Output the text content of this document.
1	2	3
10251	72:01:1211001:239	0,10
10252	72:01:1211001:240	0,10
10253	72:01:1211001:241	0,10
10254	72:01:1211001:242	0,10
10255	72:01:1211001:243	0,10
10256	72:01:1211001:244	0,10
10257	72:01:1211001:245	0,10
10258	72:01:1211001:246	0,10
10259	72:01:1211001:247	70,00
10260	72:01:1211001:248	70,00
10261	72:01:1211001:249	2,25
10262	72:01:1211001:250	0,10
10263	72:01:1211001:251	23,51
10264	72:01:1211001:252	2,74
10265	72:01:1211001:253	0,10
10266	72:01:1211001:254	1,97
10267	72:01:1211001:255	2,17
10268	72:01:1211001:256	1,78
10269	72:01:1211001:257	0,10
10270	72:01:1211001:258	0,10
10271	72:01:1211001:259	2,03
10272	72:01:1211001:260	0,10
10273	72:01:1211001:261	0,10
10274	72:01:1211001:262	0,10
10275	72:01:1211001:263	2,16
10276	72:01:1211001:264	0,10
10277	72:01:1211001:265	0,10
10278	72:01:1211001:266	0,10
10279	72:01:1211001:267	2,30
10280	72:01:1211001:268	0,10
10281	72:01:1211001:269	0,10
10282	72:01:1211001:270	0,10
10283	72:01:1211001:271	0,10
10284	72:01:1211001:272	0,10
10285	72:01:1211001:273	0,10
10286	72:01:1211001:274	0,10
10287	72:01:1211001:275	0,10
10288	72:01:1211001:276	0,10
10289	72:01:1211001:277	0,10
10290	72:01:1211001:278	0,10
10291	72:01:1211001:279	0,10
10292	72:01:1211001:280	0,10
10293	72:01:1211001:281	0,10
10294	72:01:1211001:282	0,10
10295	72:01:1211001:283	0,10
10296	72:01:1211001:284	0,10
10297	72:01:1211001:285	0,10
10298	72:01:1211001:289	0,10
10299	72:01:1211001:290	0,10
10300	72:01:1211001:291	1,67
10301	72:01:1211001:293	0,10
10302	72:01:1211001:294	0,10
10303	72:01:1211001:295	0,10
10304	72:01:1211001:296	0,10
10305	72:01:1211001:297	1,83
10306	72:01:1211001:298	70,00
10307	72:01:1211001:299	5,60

→ What to work on: Make an exact copy of the records.

→ Full answer:
Output the text content of this document.
1	2	3
10251	72:01:1211001:239	0,10
10252	72:01:1211001:240	0,10
10253	72:01:1211001:241	0,10
10254	72:01:1211001:242	0,10
10255	72:01:1211001:243	0,10
10256	72:01:1211001:244	0,10
10257	72:01:1211001:245	0,10
10258	72:01:1211001:246	0,10
10259	72:01:1211001:247	70,00
10260	72:01:1211001:248	70,00
10261	72:01:1211001:249	2,25
10262	72:01:1211001:250	0,10
10263	72:01:1211001:251	23,51
10264	72:01:1211001:252	2,74
10265	72:01:1211001:253	0,10
10266	72:01:1211001:254	1,97
10267	72:01:1211001:255	2,17
10268	72:01:1211001:256	1,78
10269	72:01:1211001:257	0,10
10270	72:01:1211001:258	0,10
10271	72:01:1211001:259	2,03
10272	72:01:1211001:260	0,10
10273	72:01:1211001:261	0,10
10274	72:01:1211001:262	0,10
10275	72:01:1211001:263	2,16
10276	72:01:1211001:264	0,10
10277	72:01:1211001:265	0,10
10278	72:01:1211001:266	0,10
10279	72:01:1211001:267	2,30
10280	72:01:1211001:268	0,10
10281	72:01:1211001:269	0,10
10282	72:01:1211001:270	0,10
10283	72:01:1211001:271	0,10
10284	72:01:1211001:272	0,10
10285	72:01:1211001:273	0,10
10286	72:01:1211001:274	0,10
10287	72:01:1211001:275	0,10
10288	72:01:1211001:276	0,10
10289	72:01:1211001:277	0,10
10290	72:01:1211001:278	0,10
10291	72:01:1211001:279	0,10
10292	72:01:1211001:280	0,10
10293	72:01:1211001:281	0,10
10294	72:01:1211001:282	0,10
10295	72:01:1211001:283	0,10
10296	72:01:1211001:284	0,10
10297	72:01:1211001:285	0,10
10298	72:01:1211001:289	0,10
10299	72:01:1211001:290	0,10
10300	72:01:1211001:291	1,67
10301	72:01:1211001:293	0,10
10302	72:01:1211001:294	0,10
10303	72:01:1211001:295	0,10
10304	72:01:1211001:296	0,10
10305	72:01:1211001:297	1,83
10306	72:01:1211001:298	70,00
10307	72:01:1211001:299	5,60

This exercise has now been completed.